**Records for the task**

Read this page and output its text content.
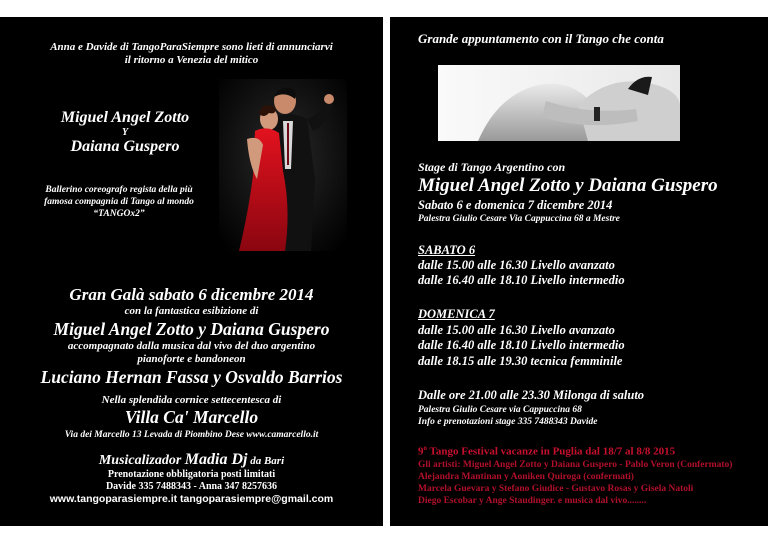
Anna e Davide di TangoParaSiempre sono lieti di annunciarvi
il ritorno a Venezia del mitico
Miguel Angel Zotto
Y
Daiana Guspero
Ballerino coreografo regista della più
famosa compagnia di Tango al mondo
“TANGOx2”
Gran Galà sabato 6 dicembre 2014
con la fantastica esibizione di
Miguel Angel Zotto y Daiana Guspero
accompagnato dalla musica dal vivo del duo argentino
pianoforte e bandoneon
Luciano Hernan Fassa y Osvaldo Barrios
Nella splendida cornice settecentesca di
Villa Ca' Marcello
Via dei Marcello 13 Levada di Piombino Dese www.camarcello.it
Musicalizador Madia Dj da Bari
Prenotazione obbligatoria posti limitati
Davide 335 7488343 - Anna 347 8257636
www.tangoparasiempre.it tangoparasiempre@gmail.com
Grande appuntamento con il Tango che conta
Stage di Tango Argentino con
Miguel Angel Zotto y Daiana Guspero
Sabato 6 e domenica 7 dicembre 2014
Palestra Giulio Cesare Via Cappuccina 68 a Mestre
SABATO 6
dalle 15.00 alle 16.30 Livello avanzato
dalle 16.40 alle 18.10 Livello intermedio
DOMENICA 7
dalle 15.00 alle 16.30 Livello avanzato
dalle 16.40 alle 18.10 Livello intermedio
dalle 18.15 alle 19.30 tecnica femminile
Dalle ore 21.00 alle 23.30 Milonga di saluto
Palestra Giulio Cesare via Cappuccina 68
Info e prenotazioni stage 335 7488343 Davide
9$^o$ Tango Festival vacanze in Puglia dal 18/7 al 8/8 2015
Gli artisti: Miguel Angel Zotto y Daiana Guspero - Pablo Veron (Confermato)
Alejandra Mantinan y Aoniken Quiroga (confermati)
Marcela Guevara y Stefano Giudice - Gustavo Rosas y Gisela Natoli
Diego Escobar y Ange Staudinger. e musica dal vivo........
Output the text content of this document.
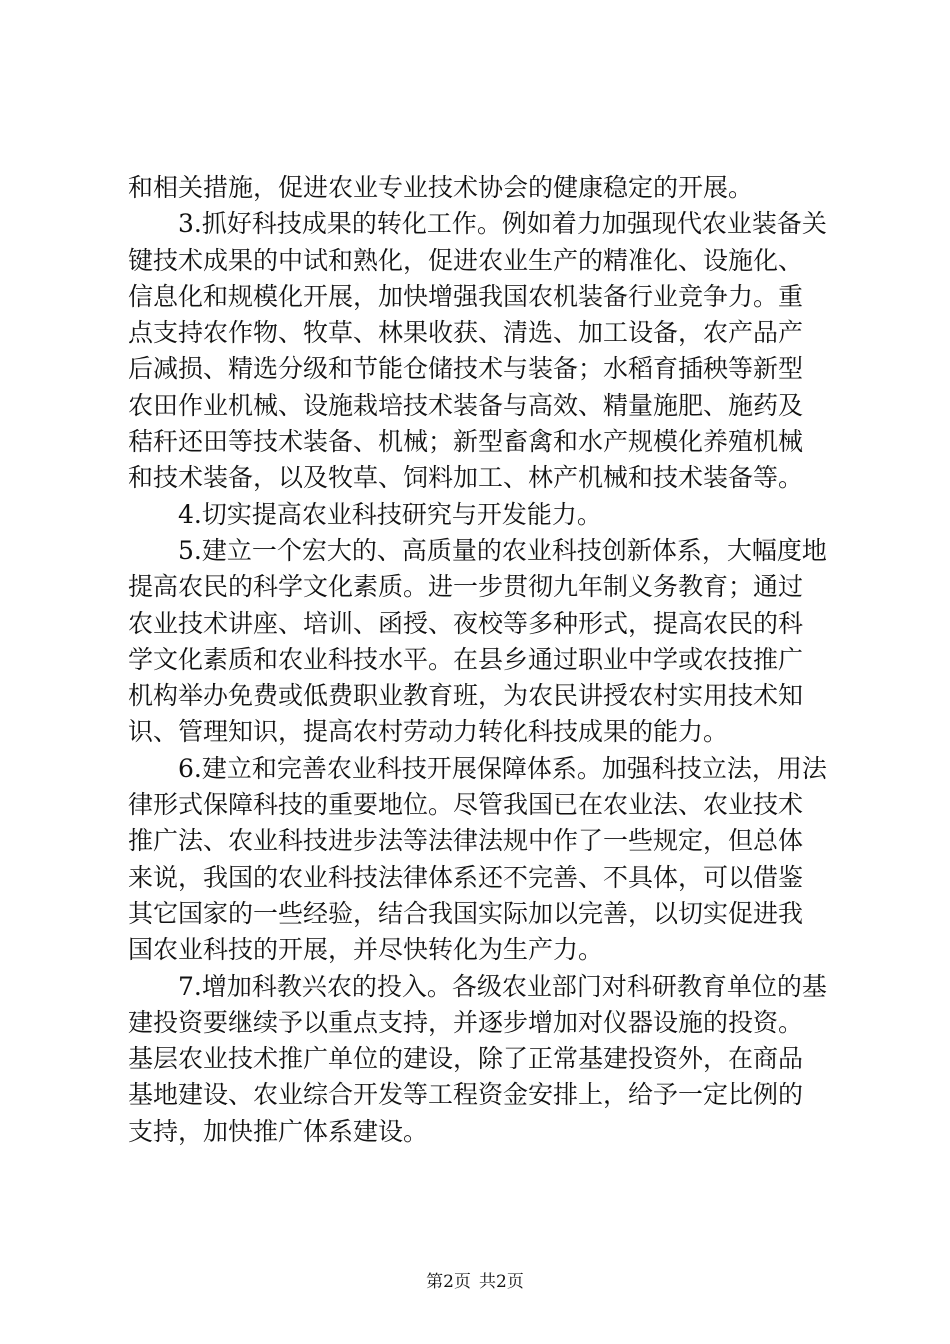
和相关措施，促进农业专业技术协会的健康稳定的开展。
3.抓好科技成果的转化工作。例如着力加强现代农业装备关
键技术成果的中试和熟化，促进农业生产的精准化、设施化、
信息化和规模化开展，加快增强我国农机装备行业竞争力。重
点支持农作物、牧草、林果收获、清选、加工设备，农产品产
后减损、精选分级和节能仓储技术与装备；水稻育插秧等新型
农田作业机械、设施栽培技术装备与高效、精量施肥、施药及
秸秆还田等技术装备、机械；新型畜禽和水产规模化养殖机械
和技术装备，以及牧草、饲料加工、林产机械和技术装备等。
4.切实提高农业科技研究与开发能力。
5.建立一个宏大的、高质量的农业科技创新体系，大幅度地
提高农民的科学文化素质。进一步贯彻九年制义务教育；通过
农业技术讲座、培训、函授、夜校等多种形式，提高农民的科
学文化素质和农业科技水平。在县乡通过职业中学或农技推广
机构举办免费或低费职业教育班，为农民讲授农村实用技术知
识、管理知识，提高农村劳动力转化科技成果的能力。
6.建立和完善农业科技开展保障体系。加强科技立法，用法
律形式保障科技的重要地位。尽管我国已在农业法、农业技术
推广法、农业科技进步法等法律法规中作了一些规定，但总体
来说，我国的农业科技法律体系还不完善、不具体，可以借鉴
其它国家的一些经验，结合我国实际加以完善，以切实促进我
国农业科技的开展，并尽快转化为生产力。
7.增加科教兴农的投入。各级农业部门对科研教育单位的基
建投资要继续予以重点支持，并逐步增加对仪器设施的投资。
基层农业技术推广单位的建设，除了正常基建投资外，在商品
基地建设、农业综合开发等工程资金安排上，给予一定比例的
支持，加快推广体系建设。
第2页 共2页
...
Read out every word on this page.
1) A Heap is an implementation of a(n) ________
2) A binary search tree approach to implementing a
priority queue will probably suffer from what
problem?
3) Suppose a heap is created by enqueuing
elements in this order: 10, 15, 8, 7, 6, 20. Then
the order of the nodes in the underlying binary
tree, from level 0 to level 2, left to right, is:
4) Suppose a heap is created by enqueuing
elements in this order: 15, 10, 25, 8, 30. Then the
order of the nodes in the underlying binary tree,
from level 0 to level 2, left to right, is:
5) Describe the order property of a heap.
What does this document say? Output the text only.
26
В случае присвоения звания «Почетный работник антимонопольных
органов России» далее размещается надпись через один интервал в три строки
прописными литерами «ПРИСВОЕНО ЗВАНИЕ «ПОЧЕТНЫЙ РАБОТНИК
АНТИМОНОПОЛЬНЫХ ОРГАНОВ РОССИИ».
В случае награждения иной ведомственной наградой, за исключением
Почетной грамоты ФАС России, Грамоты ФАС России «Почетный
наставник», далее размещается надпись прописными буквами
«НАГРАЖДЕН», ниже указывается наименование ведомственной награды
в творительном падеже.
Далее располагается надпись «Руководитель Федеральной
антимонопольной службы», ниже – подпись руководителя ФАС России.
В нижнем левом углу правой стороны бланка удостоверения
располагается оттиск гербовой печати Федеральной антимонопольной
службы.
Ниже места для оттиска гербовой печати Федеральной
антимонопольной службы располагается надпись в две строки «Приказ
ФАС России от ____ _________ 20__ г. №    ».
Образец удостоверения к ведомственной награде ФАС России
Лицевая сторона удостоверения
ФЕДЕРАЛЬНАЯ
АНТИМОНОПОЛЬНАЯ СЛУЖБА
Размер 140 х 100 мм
---
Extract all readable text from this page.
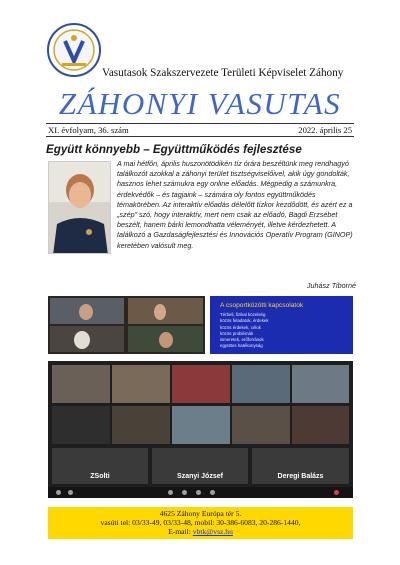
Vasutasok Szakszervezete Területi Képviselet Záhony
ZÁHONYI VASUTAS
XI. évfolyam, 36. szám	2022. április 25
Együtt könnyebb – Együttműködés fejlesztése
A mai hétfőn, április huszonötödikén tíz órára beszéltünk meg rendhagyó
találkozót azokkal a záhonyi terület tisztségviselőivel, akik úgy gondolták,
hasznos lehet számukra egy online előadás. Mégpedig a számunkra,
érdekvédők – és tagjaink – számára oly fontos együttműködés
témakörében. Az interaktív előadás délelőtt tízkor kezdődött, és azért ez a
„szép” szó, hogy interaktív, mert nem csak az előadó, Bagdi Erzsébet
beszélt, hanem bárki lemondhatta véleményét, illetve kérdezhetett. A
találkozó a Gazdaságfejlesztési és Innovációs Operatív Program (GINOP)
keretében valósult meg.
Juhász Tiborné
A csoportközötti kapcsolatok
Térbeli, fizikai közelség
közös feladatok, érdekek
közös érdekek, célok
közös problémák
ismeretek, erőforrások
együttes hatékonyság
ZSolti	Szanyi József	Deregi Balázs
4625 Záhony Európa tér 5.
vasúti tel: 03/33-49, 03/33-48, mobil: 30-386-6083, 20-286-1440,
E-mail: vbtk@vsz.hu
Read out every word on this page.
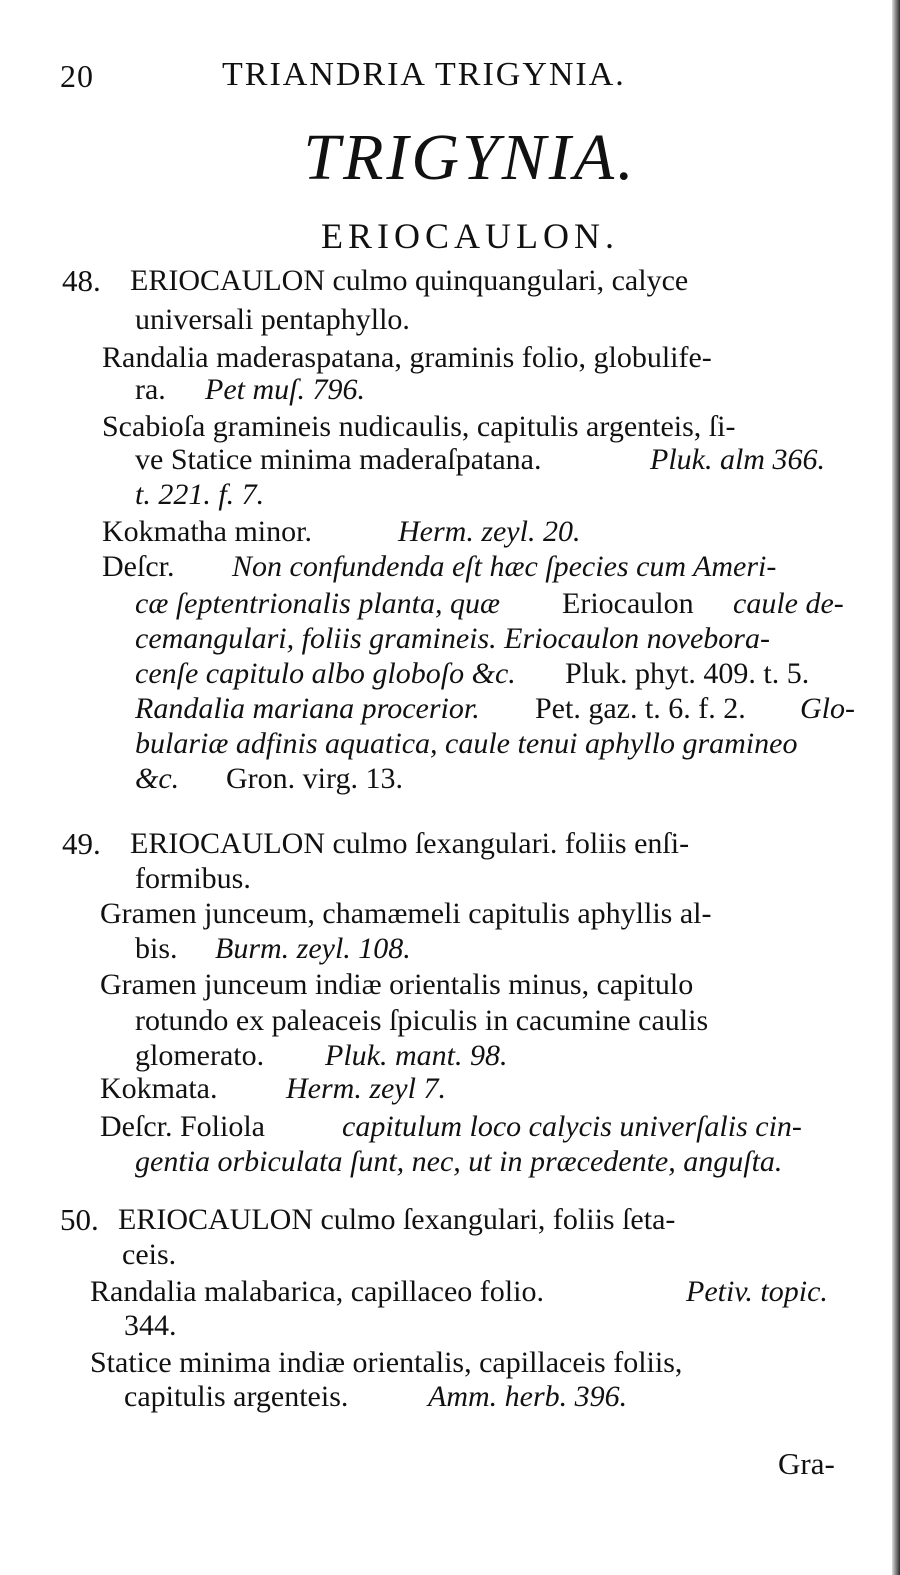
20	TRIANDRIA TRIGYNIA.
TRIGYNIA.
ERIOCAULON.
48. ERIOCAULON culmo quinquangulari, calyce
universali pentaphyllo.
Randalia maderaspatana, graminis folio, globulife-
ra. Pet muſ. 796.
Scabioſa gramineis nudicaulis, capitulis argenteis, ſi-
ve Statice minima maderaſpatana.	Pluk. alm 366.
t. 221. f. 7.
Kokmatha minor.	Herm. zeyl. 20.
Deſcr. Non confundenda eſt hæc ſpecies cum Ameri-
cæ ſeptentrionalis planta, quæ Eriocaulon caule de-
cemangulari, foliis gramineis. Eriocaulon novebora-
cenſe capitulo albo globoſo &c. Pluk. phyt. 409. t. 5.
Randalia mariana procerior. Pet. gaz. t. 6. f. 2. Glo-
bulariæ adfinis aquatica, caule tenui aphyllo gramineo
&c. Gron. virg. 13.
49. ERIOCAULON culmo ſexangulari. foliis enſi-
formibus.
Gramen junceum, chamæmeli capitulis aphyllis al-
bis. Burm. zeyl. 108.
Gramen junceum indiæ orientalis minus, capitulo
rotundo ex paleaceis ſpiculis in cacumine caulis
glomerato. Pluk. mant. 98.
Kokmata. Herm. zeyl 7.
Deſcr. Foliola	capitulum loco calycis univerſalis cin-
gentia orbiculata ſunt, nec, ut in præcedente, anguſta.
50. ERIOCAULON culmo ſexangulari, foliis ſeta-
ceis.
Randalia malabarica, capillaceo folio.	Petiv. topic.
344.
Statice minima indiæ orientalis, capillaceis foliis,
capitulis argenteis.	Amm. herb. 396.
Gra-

**Exercise details**
Tally up the lines in the records containing the word "Giulio", then give the count and nothing else.

**Task output**
2